### SET EXERCISE
Leave out the pictures and reproduce all of the data exactly.

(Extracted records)
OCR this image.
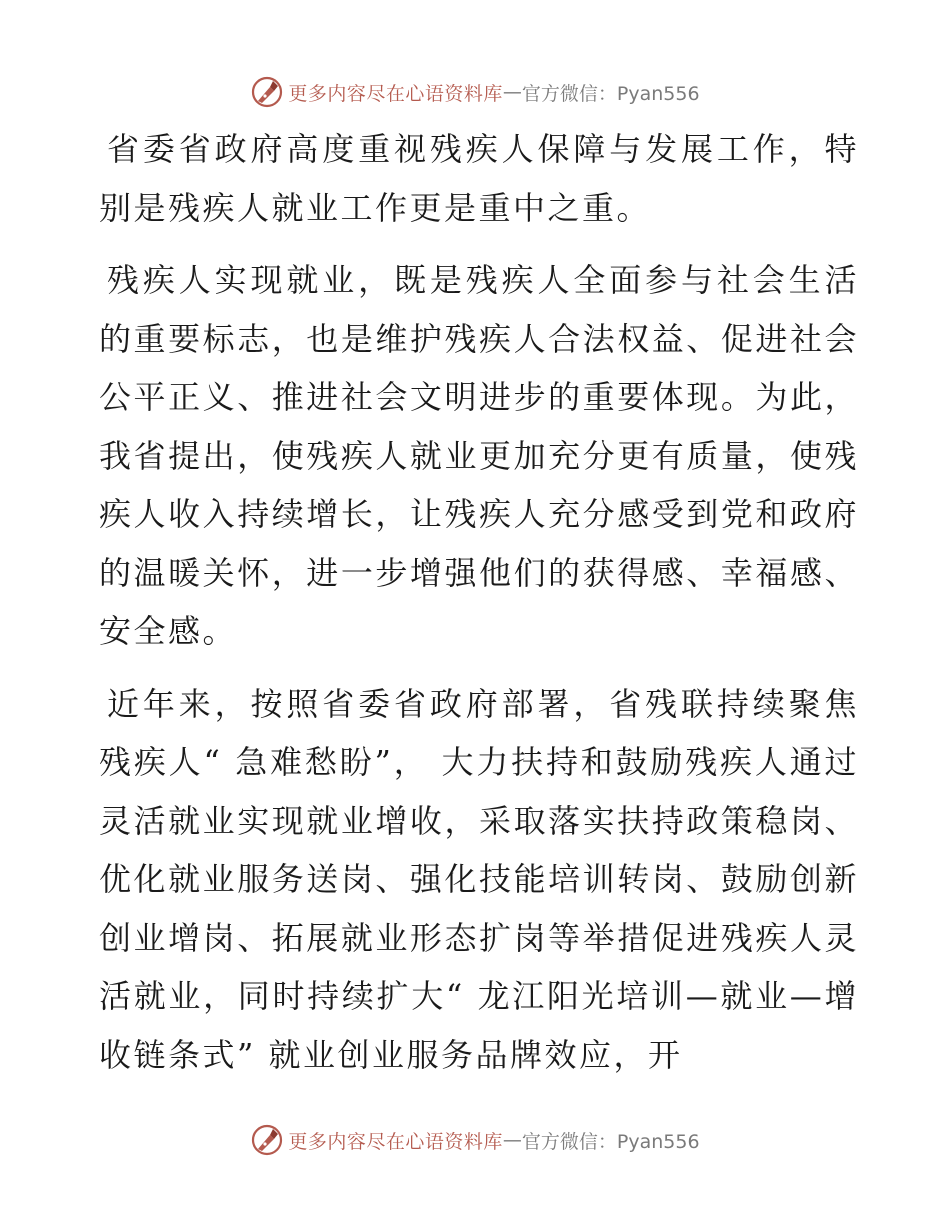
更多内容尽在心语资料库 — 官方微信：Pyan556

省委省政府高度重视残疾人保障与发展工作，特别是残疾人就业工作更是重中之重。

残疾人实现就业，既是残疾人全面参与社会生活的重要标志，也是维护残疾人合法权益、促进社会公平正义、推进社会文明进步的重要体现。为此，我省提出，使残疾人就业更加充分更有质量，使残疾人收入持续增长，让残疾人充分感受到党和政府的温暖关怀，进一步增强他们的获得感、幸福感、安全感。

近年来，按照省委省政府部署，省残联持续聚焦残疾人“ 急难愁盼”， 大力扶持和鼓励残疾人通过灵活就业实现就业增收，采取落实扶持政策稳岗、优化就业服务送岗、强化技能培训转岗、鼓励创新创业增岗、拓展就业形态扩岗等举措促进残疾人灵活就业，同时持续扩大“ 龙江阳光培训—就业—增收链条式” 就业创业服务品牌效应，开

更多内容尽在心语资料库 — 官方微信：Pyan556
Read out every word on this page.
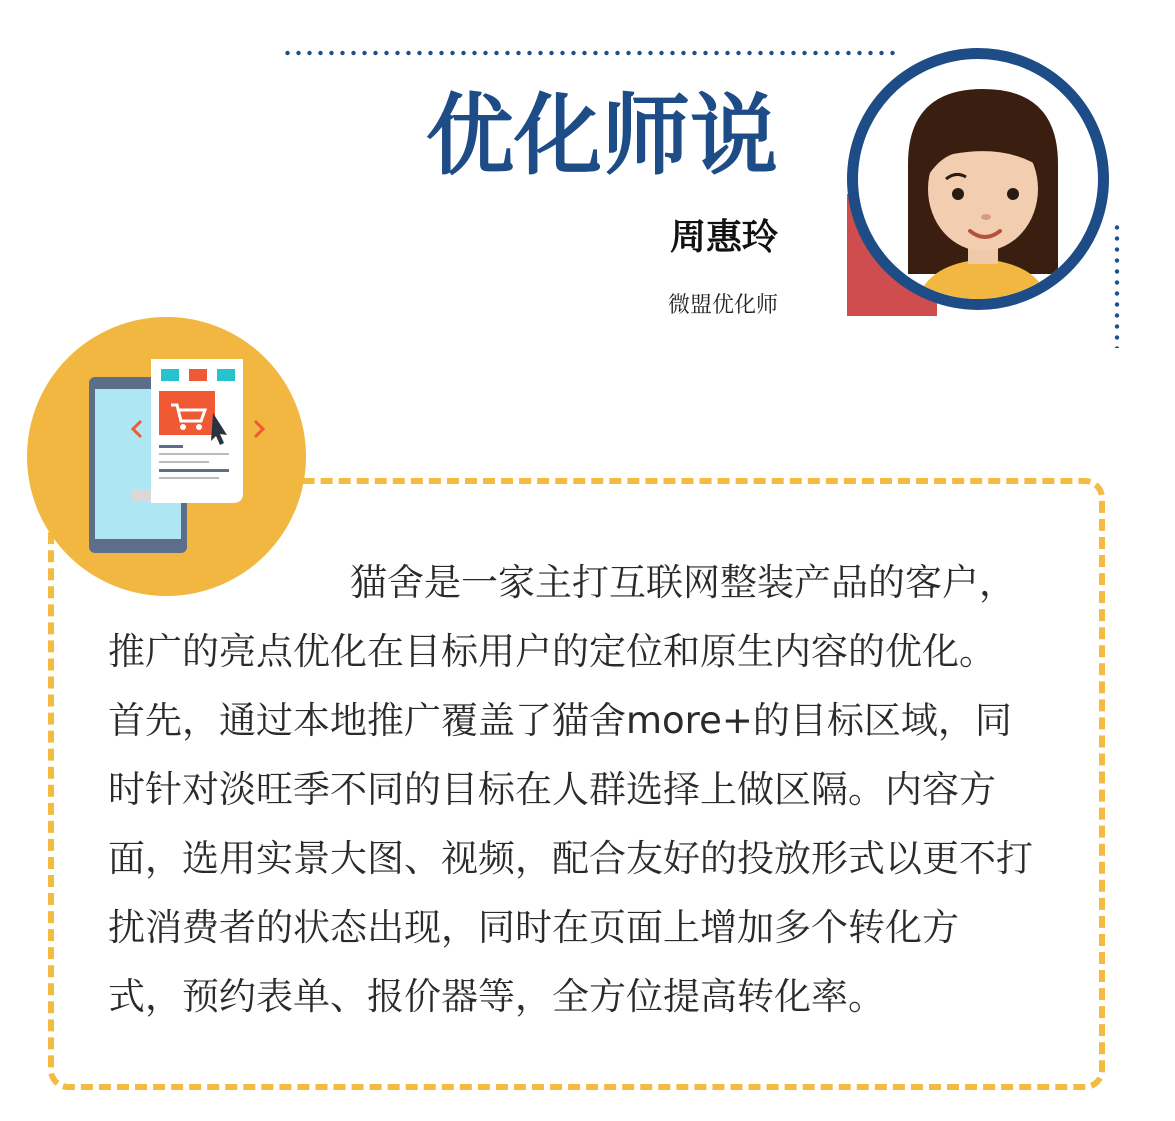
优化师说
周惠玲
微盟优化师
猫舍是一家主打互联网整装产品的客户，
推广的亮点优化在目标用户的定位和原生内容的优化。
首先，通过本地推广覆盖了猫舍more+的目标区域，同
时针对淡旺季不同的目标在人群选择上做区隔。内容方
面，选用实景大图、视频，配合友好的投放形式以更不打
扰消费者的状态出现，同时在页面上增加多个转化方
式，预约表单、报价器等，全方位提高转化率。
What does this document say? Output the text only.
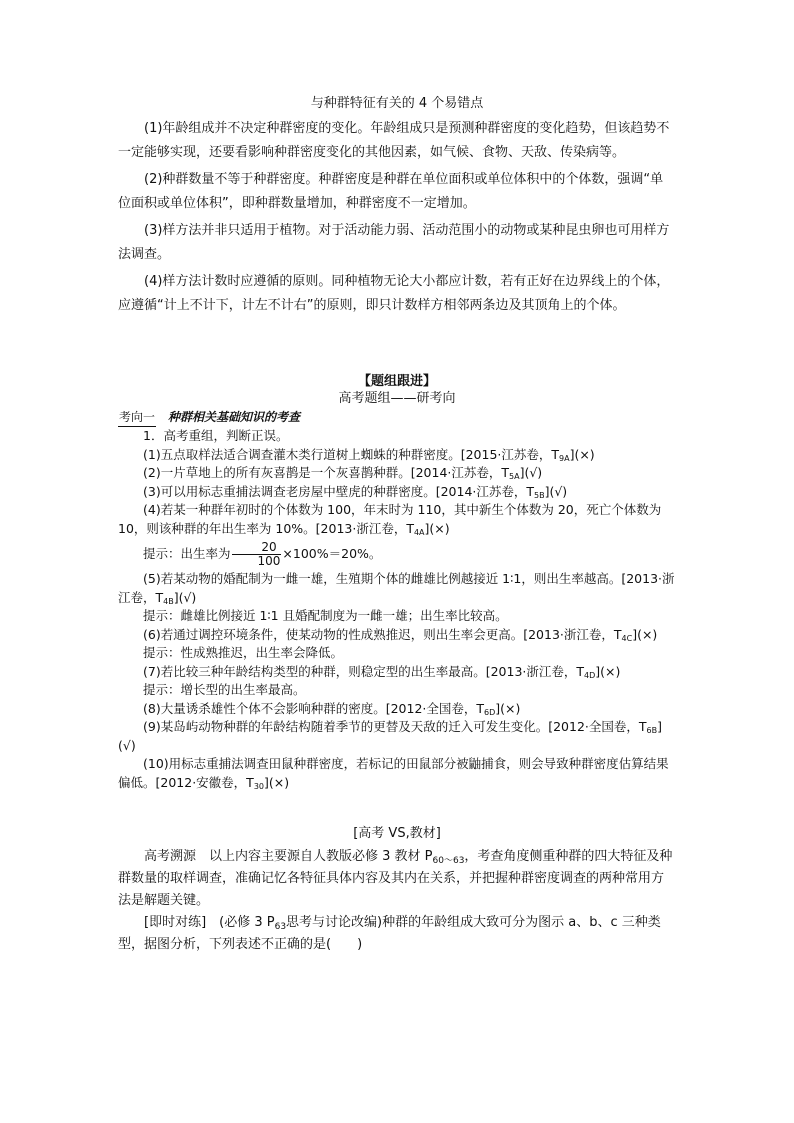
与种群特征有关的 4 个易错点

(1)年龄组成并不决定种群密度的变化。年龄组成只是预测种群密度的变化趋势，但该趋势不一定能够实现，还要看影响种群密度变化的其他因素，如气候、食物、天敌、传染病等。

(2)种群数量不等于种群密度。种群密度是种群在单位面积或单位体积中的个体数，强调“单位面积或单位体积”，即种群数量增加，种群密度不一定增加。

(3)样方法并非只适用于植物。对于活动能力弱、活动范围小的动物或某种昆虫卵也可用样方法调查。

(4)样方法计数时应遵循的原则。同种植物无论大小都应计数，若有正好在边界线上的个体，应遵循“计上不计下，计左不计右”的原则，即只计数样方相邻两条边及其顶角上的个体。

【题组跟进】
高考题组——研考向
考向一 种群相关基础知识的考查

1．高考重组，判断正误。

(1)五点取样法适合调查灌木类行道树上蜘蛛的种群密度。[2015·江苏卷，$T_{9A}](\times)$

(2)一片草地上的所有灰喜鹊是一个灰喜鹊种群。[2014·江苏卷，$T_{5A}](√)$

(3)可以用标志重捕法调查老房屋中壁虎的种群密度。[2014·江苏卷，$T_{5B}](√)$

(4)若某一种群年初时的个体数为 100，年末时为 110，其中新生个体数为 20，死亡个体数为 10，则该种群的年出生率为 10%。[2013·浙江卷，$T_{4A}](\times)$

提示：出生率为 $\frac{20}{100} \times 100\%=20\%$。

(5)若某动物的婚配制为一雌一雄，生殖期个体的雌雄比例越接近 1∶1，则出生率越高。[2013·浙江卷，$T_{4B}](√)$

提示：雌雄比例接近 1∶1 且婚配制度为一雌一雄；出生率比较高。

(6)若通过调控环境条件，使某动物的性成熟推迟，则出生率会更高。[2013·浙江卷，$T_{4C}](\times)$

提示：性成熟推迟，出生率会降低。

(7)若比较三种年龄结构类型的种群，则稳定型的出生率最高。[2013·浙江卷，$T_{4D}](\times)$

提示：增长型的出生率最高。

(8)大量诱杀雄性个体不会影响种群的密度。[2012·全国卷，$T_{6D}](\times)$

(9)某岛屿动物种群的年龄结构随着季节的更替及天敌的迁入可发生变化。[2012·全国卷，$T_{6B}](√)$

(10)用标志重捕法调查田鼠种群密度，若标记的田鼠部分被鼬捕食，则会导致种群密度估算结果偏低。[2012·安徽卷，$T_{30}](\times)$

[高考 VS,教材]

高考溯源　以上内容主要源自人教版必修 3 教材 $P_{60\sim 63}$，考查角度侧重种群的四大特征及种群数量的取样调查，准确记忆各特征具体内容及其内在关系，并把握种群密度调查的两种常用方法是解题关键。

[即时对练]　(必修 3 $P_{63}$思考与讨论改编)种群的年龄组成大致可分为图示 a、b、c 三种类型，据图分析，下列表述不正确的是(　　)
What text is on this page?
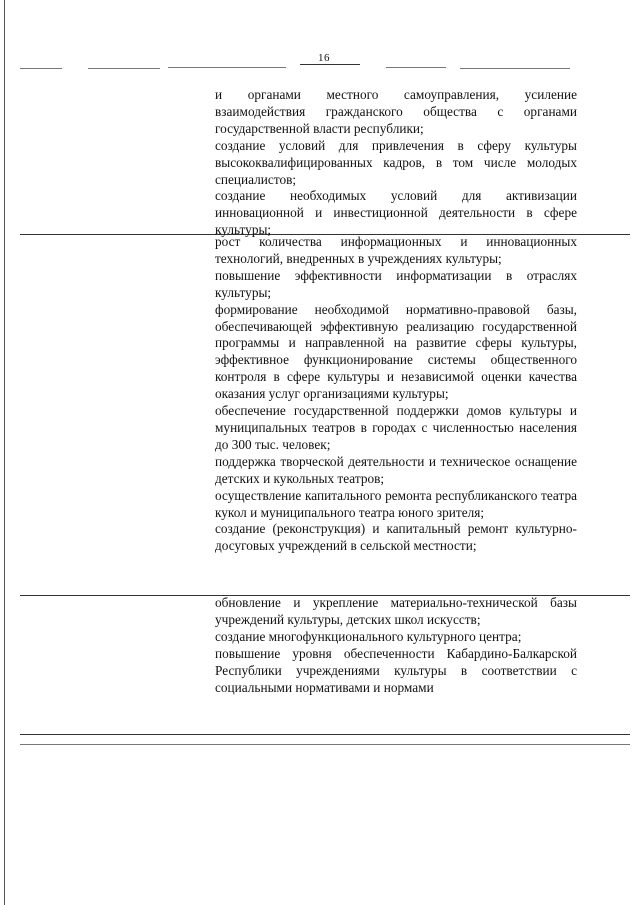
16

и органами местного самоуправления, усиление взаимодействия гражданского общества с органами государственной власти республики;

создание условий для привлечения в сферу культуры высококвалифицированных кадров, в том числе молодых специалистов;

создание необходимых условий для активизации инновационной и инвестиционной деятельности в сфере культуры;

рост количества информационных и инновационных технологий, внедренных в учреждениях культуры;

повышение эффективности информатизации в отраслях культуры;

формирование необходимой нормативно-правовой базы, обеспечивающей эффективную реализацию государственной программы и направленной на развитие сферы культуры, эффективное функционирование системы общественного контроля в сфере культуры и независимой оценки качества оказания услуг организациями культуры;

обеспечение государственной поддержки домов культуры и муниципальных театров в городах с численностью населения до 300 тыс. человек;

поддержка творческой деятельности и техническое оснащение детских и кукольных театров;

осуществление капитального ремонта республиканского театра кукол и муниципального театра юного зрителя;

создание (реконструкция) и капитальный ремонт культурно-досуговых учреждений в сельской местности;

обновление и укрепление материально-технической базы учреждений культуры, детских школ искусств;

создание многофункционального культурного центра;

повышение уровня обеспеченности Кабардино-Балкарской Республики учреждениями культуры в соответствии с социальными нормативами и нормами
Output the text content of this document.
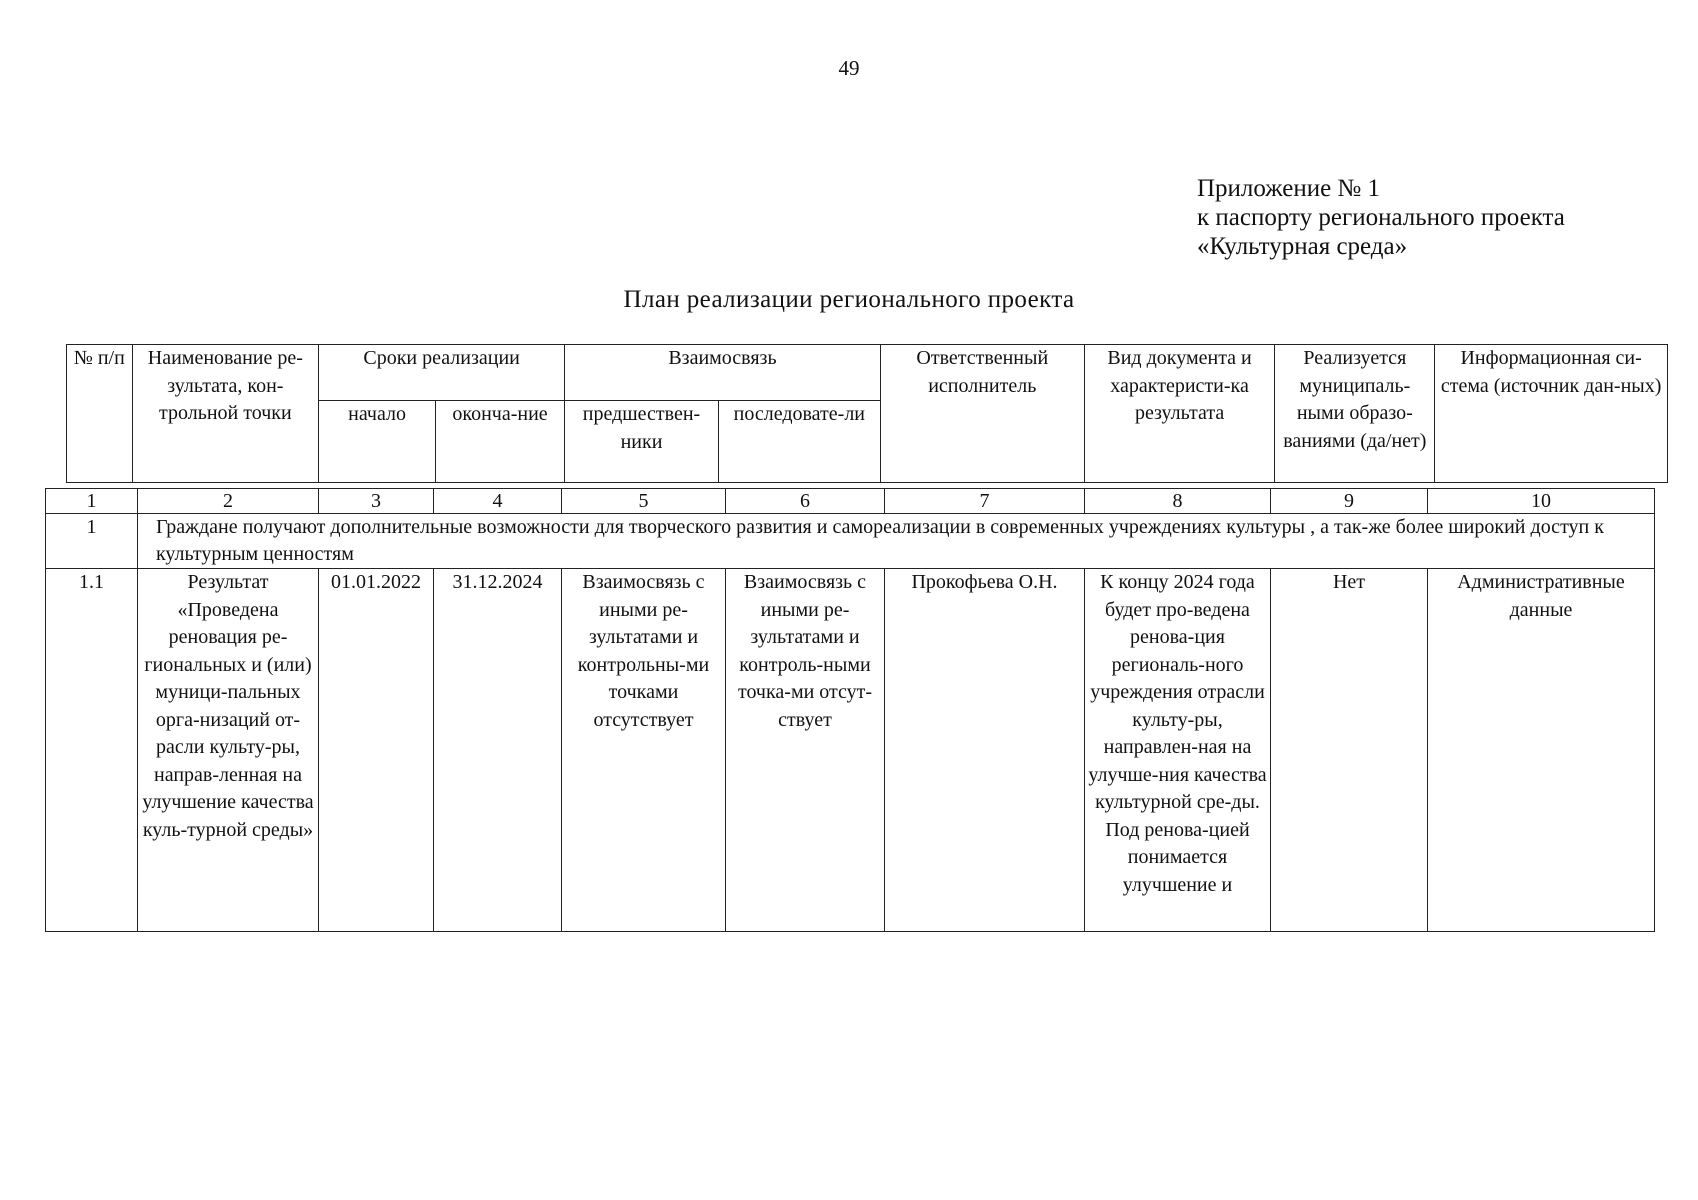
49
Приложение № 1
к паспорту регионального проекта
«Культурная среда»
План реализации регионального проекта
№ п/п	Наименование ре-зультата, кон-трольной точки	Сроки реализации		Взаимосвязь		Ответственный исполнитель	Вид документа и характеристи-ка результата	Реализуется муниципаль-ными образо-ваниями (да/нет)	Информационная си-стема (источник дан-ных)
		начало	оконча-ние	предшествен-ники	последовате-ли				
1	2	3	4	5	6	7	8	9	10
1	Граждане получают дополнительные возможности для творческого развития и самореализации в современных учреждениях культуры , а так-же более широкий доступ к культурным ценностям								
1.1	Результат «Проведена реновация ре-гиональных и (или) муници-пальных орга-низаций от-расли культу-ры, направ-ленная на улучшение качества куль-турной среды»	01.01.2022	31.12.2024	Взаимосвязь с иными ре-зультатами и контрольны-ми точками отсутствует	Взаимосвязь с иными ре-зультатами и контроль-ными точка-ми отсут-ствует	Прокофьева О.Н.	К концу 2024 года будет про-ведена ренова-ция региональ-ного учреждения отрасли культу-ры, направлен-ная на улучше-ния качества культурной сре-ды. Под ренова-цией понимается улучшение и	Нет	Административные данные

### OUTPUT FOR THIS TASK
OCR this image.
更多内容尽在心语资料库 — 官方微信：Pyan556

省委省政府高度重视残疾人保障与发展工作，特别是残疾人就业工作更是重中之重。

残疾人实现就业，既是残疾人全面参与社会生活的重要标志，也是维护残疾人合法权益、促进社会公平正义、推进社会文明进步的重要体现。为此，我省提出，使残疾人就业更加充分更有质量，使残疾人收入持续增长，让残疾人充分感受到党和政府的温暖关怀，进一步增强他们的获得感、幸福感、安全感。

近年来，按照省委省政府部署，省残联持续聚焦残疾人“ 急难愁盼”， 大力扶持和鼓励残疾人通过灵活就业实现就业增收，采取落实扶持政策稳岗、优化就业服务送岗、强化技能培训转岗、鼓励创新创业增岗、拓展就业形态扩岗等举措促进残疾人灵活就业，同时持续扩大“ 龙江阳光培训—就业—增收链条式” 就业创业服务品牌效应，开

更多内容尽在心语资料库 — 官方微信：Pyan556
Read out every word on this page.
优化师说
周惠玲
微盟优化师
猫舍是一家主打互联网整装产品的客户，
推广的亮点优化在目标用户的定位和原生内容的优化。
首先，通过本地推广覆盖了猫舍more+的目标区域，同
时针对淡旺季不同的目标在人群选择上做区隔。内容方
面，选用实景大图、视频，配合友好的投放形式以更不打
扰消费者的状态出现，同时在页面上增加多个转化方
式，预约表单、报价器等，全方位提高转化率。
What does this document say? Output the text only.
与种群特征有关的 4 个易错点

(1)年龄组成并不决定种群密度的变化。年龄组成只是预测种群密度的变化趋势，但该趋势不一定能够实现，还要看影响种群密度变化的其他因素，如气候、食物、天敌、传染病等。

(2)种群数量不等于种群密度。种群密度是种群在单位面积或单位体积中的个体数，强调“单位面积或单位体积”，即种群数量增加，种群密度不一定增加。

(3)样方法并非只适用于植物。对于活动能力弱、活动范围小的动物或某种昆虫卵也可用样方法调查。

(4)样方法计数时应遵循的原则。同种植物无论大小都应计数，若有正好在边界线上的个体，应遵循“计上不计下，计左不计右”的原则，即只计数样方相邻两条边及其顶角上的个体。

【题组跟进】
高考题组——研考向
考向一 种群相关基础知识的考查

1．高考重组，判断正误。

(1)五点取样法适合调查灌木类行道树上蜘蛛的种群密度。[2015·江苏卷，$T_{9A}](\times)$

(2)一片草地上的所有灰喜鹊是一个灰喜鹊种群。[2014·江苏卷，$T_{5A}](√)$

(3)可以用标志重捕法调查老房屋中壁虎的种群密度。[2014·江苏卷，$T_{5B}](√)$

(4)若某一种群年初时的个体数为 100，年末时为 110，其中新生个体数为 20，死亡个体数为 10，则该种群的年出生率为 10%。[2013·浙江卷，$T_{4A}](\times)$

提示：出生率为 $\frac{20}{100} \times 100\%=20\%$。

(5)若某动物的婚配制为一雌一雄，生殖期个体的雌雄比例越接近 1∶1，则出生率越高。[2013·浙江卷，$T_{4B}](√)$

提示：雌雄比例接近 1∶1 且婚配制度为一雌一雄；出生率比较高。

(6)若通过调控环境条件，使某动物的性成熟推迟，则出生率会更高。[2013·浙江卷，$T_{4C}](\times)$

提示：性成熟推迟，出生率会降低。

(7)若比较三种年龄结构类型的种群，则稳定型的出生率最高。[2013·浙江卷，$T_{4D}](\times)$

提示：增长型的出生率最高。

(8)大量诱杀雄性个体不会影响种群的密度。[2012·全国卷，$T_{6D}](\times)$

(9)某岛屿动物种群的年龄结构随着季节的更替及天敌的迁入可发生变化。[2012·全国卷，$T_{6B}](√)$

(10)用标志重捕法调查田鼠种群密度，若标记的田鼠部分被鼬捕食，则会导致种群密度估算结果偏低。[2012·安徽卷，$T_{30}](\times)$

[高考 VS,教材]

高考溯源　以上内容主要源自人教版必修 3 教材 $P_{60\sim 63}$，考查角度侧重种群的四大特征及种群数量的取样调查，准确记忆各特征具体内容及其内在关系，并把握种群密度调查的两种常用方法是解题关键。

[即时对练]　(必修 3 $P_{63}$思考与讨论改编)种群的年龄组成大致可分为图示 a、b、c 三种类型，据图分析，下列表述不正确的是(　　)
What text is on this page?
16

и органами местного самоуправления, усиление взаимодействия гражданского общества с органами государственной власти республики;

создание условий для привлечения в сферу культуры высококвалифицированных кадров, в том числе молодых специалистов;

создание необходимых условий для активизации инновационной и инвестиционной деятельности в сфере культуры;

рост количества информационных и инновационных технологий, внедренных в учреждениях культуры;

повышение эффективности информатизации в отраслях культуры;

формирование необходимой нормативно-правовой базы, обеспечивающей эффективную реализацию государственной программы и направленной на развитие сферы культуры, эффективное функционирование системы общественного контроля в сфере культуры и независимой оценки качества оказания услуг организациями культуры;

обеспечение государственной поддержки домов культуры и муниципальных театров в городах с численностью населения до 300 тыс. человек;

поддержка творческой деятельности и техническое оснащение детских и кукольных театров;

осуществление капитального ремонта республиканского театра кукол и муниципального театра юного зрителя;

создание (реконструкция) и капитальный ремонт культурно-досуговых учреждений в сельской местности;

обновление и укрепление материально-технической базы учреждений культуры, детских школ искусств;

создание многофункционального культурного центра;

повышение уровня обеспеченности Кабардино-Балкарской Республики учреждениями культуры в соответствии с социальными нормативами и нормами
Output the text content of this document.
49
Приложение № 1
к паспорту регионального проекта
«Культурная среда»
План реализации регионального проекта
№ п/п	Наименование ре-зультата, кон-трольной точки	Сроки реализации		Взаимосвязь		Ответственный исполнитель	Вид документа и характеристи-ка результата	Реализуется муниципаль-ными образо-ваниями (да/нет)	Информационная си-стема (источник дан-ных)
		начало	оконча-ние	предшествен-ники	последовате-ли				
1	2	3	4	5	6	7	8	9	10
1	Граждане получают дополнительные возможности для творческого развития и самореализации в современных учреждениях культуры , а так-же более широкий доступ к культурным ценностям								
1.1	Результат «Проведена реновация ре-гиональных и (или) муници-пальных орга-низаций от-расли культу-ры, направ-ленная на улучшение качества куль-турной среды»	01.01.2022	31.12.2024	Взаимосвязь с иными ре-зультатами и контрольны-ми точками отсутствует	Взаимосвязь с иными ре-зультатами и контроль-ными точка-ми отсут-ствует	Прокофьева О.Н.	К концу 2024 года будет про-ведена ренова-ция региональ-ного учреждения отрасли культу-ры, направлен-ная на улучше-ния качества культурной сре-ды. Под ренова-цией понимается улучшение и	Нет	Административные данные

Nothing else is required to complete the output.